*** INPUT MATERIAL

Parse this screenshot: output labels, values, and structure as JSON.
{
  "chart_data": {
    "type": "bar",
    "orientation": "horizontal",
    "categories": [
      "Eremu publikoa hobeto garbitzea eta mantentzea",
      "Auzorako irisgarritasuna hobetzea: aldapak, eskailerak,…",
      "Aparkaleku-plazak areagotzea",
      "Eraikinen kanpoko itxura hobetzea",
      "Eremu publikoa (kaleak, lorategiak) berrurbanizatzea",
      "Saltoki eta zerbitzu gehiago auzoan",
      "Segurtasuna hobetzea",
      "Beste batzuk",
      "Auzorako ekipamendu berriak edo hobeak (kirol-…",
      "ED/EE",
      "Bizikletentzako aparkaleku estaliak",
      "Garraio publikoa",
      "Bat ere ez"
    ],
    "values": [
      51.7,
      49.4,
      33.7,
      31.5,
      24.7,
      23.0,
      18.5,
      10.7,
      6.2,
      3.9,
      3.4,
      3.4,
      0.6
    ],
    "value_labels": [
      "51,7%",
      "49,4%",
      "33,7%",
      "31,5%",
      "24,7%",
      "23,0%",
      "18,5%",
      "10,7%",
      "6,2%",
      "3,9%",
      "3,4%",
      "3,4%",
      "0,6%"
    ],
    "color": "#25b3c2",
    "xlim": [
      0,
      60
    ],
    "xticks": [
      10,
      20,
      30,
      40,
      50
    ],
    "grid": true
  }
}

******

#### STATED PROBLEM:
Output each record precisely as given.

#### RESPONSE BELOW:
Parse this screenshot: output labels, values, and structure as JSON.
{
  "chart_data": {
    "type": "bar",
    "orientation": "horizontal",
    "categories": [
      "Eremu publikoa hobeto garbitzea eta mantentzea",
      "Auzorako irisgarritasuna hobetzea: aldapak, eskailerak,…",
      "Aparkaleku-plazak areagotzea",
      "Eraikinen kanpoko itxura hobetzea",
      "Eremu publikoa (kaleak, lorategiak) berrurbanizatzea",
      "Saltoki eta zerbitzu gehiago auzoan",
      "Segurtasuna hobetzea",
      "Beste batzuk",
      "Auzorako ekipamendu berriak edo hobeak (kirol-…",
      "ED/EE",
      "Bizikletentzako aparkaleku estaliak",
      "Garraio publikoa",
      "Bat ere ez"
    ],
    "values": [
      51.7,
      49.4,
      33.7,
      31.5,
      24.7,
      23.0,
      18.5,
      10.7,
      6.2,
      3.9,
      3.4,
      3.4,
      0.6
    ],
    "value_labels": [
      "51,7%",
      "49,4%",
      "33,7%",
      "31,5%",
      "24,7%",
      "23,0%",
      "18,5%",
      "10,7%",
      "6,2%",
      "3,9%",
      "3,4%",
      "3,4%",
      "0,6%"
    ],
    "color": "#25b3c2",
    "xlim": [
      0,
      60
    ],
    "xticks": [
      10,
      20,
      30,
      40,
      50
    ],
    "grid": true
  }
}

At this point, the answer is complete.